Goal:
Return the data exactly, with all pictures removed.

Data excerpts

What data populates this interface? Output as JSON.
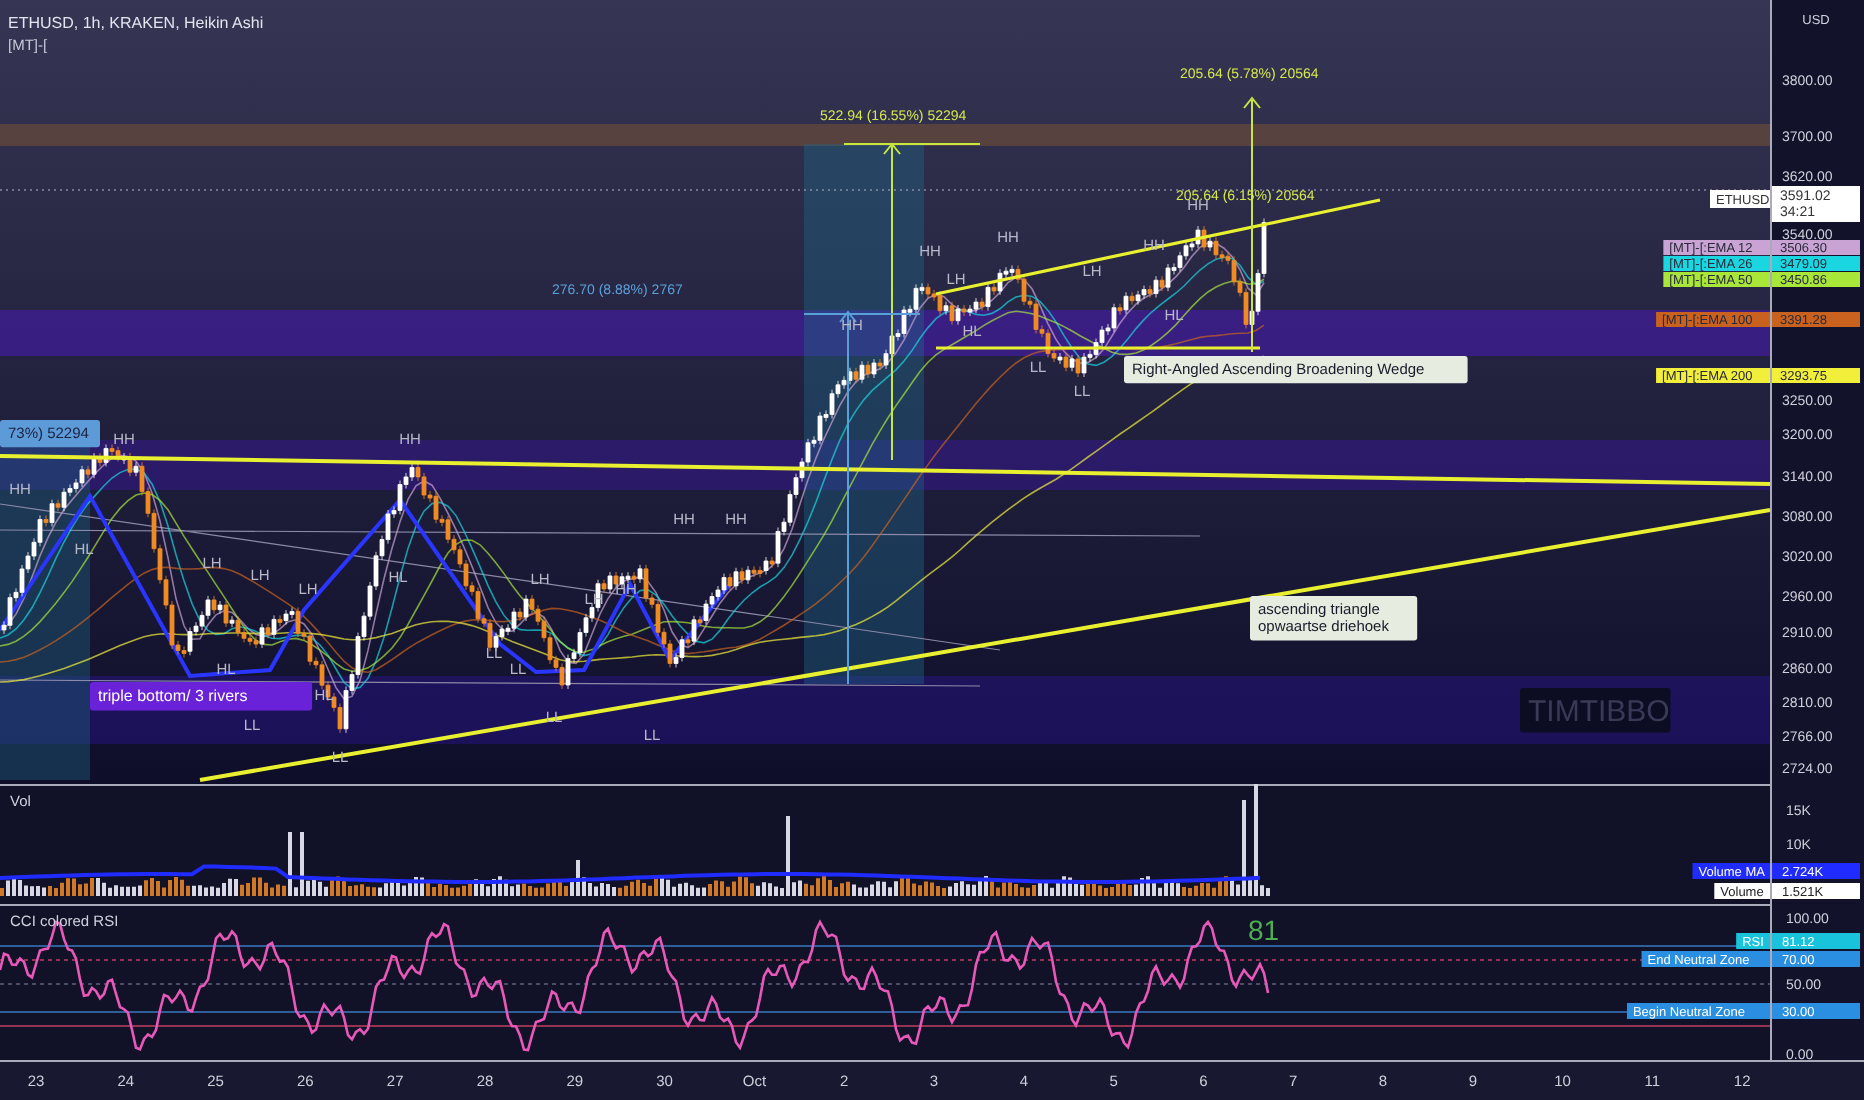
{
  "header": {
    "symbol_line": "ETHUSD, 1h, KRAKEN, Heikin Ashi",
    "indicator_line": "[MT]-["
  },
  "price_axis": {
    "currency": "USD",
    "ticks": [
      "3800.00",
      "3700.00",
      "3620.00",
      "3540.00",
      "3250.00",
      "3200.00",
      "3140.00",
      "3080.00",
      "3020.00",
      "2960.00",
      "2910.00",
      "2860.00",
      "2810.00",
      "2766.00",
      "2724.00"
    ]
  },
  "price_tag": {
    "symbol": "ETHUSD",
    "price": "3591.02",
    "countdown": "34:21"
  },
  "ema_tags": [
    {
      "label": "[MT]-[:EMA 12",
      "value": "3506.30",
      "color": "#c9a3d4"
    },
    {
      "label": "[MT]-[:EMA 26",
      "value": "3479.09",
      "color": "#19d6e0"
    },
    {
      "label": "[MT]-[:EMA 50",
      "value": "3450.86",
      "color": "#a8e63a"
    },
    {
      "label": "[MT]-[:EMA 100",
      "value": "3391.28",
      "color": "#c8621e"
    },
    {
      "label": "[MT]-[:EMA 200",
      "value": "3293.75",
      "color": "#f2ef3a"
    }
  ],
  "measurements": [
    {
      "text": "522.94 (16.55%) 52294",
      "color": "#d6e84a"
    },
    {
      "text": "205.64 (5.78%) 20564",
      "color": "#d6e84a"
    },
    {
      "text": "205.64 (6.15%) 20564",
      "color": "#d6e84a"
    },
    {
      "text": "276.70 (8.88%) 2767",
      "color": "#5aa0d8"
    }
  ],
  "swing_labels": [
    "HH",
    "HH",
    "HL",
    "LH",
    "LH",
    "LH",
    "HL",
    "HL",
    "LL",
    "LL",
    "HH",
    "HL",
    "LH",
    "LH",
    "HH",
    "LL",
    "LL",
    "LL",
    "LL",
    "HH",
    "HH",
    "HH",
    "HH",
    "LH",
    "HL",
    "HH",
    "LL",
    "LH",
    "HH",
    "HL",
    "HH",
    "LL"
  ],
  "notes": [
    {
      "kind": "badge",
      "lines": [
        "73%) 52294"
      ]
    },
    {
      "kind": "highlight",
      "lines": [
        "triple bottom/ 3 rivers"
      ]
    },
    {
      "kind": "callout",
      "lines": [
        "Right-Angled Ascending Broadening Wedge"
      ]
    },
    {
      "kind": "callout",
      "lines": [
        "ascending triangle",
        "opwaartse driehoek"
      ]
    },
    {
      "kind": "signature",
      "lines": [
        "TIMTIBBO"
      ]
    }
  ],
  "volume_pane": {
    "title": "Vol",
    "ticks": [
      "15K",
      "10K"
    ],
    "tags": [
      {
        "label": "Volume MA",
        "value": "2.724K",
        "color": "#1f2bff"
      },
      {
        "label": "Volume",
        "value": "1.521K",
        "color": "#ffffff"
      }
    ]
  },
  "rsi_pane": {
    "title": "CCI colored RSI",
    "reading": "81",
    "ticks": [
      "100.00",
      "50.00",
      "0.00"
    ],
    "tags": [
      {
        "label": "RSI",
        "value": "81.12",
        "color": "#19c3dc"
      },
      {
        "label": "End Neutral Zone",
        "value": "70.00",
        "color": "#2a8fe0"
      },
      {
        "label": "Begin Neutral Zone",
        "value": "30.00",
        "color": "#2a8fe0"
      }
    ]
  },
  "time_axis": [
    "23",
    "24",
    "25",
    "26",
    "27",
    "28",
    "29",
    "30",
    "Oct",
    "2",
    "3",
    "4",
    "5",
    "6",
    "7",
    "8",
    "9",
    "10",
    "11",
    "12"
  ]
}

Answer to this exercise:
What data populates this interface? Output as JSON.
{
  "header": {
    "symbol_line": "ETHUSD, 1h, KRAKEN, Heikin Ashi",
    "indicator_line": "[MT]-["
  },
  "price_axis": {
    "currency": "USD",
    "ticks": [
      "3800.00",
      "3700.00",
      "3620.00",
      "3540.00",
      "3250.00",
      "3200.00",
      "3140.00",
      "3080.00",
      "3020.00",
      "2960.00",
      "2910.00",
      "2860.00",
      "2810.00",
      "2766.00",
      "2724.00"
    ]
  },
  "price_tag": {
    "symbol": "ETHUSD",
    "price": "3591.02",
    "countdown": "34:21"
  },
  "ema_tags": [
    {
      "label": "[MT]-[:EMA 12",
      "value": "3506.30",
      "color": "#c9a3d4"
    },
    {
      "label": "[MT]-[:EMA 26",
      "value": "3479.09",
      "color": "#19d6e0"
    },
    {
      "label": "[MT]-[:EMA 50",
      "value": "3450.86",
      "color": "#a8e63a"
    },
    {
      "label": "[MT]-[:EMA 100",
      "value": "3391.28",
      "color": "#c8621e"
    },
    {
      "label": "[MT]-[:EMA 200",
      "value": "3293.75",
      "color": "#f2ef3a"
    }
  ],
  "measurements": [
    {
      "text": "522.94 (16.55%) 52294",
      "color": "#d6e84a"
    },
    {
      "text": "205.64 (5.78%) 20564",
      "color": "#d6e84a"
    },
    {
      "text": "205.64 (6.15%) 20564",
      "color": "#d6e84a"
    },
    {
      "text": "276.70 (8.88%) 2767",
      "color": "#5aa0d8"
    }
  ],
  "swing_labels": [
    "HH",
    "HH",
    "HL",
    "LH",
    "LH",
    "LH",
    "HL",
    "HL",
    "LL",
    "LL",
    "HH",
    "HL",
    "LH",
    "LH",
    "HH",
    "LL",
    "LL",
    "LL",
    "LL",
    "HH",
    "HH",
    "HH",
    "HH",
    "LH",
    "HL",
    "HH",
    "LL",
    "LH",
    "HH",
    "HL",
    "HH",
    "LL"
  ],
  "notes": [
    {
      "kind": "badge",
      "lines": [
        "73%) 52294"
      ]
    },
    {
      "kind": "highlight",
      "lines": [
        "triple bottom/ 3 rivers"
      ]
    },
    {
      "kind": "callout",
      "lines": [
        "Right-Angled Ascending Broadening Wedge"
      ]
    },
    {
      "kind": "callout",
      "lines": [
        "ascending triangle",
        "opwaartse driehoek"
      ]
    },
    {
      "kind": "signature",
      "lines": [
        "TIMTIBBO"
      ]
    }
  ],
  "volume_pane": {
    "title": "Vol",
    "ticks": [
      "15K",
      "10K"
    ],
    "tags": [
      {
        "label": "Volume MA",
        "value": "2.724K",
        "color": "#1f2bff"
      },
      {
        "label": "Volume",
        "value": "1.521K",
        "color": "#ffffff"
      }
    ]
  },
  "rsi_pane": {
    "title": "CCI colored RSI",
    "reading": "81",
    "ticks": [
      "100.00",
      "50.00",
      "0.00"
    ],
    "tags": [
      {
        "label": "RSI",
        "value": "81.12",
        "color": "#19c3dc"
      },
      {
        "label": "End Neutral Zone",
        "value": "70.00",
        "color": "#2a8fe0"
      },
      {
        "label": "Begin Neutral Zone",
        "value": "30.00",
        "color": "#2a8fe0"
      }
    ]
  },
  "time_axis": [
    "23",
    "24",
    "25",
    "26",
    "27",
    "28",
    "29",
    "30",
    "Oct",
    "2",
    "3",
    "4",
    "5",
    "6",
    "7",
    "8",
    "9",
    "10",
    "11",
    "12"
  ]
}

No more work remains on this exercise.